• [Material provided]:
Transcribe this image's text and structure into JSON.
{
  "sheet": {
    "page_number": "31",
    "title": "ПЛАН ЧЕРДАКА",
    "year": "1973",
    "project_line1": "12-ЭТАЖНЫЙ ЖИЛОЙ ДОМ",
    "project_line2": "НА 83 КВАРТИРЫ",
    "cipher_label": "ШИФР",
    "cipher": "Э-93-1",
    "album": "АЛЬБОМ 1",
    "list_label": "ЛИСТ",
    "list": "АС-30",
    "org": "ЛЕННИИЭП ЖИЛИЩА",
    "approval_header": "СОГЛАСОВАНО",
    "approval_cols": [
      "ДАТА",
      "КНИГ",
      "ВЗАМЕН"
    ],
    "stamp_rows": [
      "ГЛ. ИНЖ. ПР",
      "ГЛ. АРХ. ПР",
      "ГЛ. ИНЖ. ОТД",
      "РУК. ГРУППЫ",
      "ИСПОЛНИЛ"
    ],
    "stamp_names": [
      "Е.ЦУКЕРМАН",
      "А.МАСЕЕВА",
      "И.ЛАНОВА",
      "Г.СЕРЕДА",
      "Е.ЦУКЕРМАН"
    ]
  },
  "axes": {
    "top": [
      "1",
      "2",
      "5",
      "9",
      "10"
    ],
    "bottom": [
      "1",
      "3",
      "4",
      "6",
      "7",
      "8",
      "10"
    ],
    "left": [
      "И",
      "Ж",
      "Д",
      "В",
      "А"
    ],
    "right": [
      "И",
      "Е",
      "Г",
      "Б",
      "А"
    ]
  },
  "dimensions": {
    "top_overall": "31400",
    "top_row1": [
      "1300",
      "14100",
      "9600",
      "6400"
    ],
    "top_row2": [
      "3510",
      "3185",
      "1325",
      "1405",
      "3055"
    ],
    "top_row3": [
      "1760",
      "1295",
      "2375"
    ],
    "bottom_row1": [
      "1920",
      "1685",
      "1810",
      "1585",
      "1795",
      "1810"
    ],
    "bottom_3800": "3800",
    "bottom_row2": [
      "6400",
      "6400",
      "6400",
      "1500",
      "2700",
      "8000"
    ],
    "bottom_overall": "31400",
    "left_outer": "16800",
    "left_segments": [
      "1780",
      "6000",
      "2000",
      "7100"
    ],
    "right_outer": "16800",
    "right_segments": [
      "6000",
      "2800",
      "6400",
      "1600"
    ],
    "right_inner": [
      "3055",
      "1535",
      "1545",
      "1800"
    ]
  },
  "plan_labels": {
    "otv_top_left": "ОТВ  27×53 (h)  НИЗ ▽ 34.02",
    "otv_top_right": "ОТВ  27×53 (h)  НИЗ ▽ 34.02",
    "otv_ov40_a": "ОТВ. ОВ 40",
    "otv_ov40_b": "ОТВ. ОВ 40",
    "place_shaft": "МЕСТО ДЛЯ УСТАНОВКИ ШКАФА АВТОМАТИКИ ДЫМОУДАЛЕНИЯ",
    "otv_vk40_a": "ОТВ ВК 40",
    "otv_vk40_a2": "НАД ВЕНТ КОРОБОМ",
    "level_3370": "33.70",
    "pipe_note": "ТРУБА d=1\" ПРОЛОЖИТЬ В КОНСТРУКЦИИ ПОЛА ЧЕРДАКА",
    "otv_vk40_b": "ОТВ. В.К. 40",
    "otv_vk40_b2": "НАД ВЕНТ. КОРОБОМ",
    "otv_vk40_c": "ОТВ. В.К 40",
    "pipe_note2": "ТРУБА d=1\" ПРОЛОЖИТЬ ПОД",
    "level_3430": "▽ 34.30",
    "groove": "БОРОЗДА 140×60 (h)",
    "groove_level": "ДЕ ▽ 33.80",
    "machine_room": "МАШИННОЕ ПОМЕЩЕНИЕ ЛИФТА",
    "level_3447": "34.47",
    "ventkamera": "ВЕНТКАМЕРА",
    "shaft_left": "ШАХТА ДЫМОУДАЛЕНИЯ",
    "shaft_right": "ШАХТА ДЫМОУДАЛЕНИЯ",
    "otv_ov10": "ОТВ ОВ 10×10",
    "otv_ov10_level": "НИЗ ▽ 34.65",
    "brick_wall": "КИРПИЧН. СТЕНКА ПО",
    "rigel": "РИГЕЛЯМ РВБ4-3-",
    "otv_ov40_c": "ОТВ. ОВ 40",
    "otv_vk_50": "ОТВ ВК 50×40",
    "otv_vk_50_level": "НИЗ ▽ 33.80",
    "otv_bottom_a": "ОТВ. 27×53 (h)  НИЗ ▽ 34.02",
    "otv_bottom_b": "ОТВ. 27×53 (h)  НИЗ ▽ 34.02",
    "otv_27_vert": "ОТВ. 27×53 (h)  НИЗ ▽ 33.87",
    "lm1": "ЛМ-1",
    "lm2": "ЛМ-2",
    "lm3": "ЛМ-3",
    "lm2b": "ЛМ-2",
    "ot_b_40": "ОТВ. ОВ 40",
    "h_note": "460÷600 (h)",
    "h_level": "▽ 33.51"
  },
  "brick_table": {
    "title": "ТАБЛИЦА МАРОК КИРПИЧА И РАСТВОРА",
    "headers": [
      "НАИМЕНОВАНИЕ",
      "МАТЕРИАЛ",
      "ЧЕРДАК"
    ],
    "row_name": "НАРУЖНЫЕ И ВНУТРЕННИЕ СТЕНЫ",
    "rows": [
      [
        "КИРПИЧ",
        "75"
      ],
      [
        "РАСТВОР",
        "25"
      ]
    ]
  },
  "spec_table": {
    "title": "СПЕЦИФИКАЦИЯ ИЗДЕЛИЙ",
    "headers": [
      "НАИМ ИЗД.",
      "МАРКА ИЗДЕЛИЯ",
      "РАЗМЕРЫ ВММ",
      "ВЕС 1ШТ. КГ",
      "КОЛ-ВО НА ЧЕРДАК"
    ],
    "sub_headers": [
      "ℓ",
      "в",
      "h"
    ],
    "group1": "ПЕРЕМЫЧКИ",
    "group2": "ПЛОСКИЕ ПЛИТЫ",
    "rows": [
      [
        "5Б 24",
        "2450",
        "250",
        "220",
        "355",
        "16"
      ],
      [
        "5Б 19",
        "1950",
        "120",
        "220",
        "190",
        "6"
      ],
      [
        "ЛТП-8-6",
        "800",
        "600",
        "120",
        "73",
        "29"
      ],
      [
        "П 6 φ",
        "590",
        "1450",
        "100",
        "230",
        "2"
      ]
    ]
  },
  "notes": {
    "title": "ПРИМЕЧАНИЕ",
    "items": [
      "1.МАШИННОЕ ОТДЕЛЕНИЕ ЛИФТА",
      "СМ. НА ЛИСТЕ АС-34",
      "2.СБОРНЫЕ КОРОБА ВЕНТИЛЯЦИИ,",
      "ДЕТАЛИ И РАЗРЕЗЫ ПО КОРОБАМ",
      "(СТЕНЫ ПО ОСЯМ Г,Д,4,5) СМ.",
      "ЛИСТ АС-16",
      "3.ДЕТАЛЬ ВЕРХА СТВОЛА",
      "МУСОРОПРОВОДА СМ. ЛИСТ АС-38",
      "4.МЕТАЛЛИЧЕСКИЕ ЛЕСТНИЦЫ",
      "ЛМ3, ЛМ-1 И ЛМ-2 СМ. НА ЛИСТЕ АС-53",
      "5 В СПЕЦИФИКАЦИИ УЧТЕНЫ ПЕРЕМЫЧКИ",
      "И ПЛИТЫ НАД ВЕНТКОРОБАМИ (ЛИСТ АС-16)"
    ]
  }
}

• [What you should do]:
Select every line above that contains the word "ДЫМОУДАЛЕНИЯ", and copy it.

• [Reply]:
    "place_shaft": "МЕСТО ДЛЯ УСТАНОВКИ ШКАФА АВТОМАТИКИ ДЫМОУДАЛЕНИЯ",
    "shaft_left": "ШАХТА ДЫМОУДАЛЕНИЯ",
    "shaft_right": "ШАХТА ДЫМОУДАЛЕНИЯ",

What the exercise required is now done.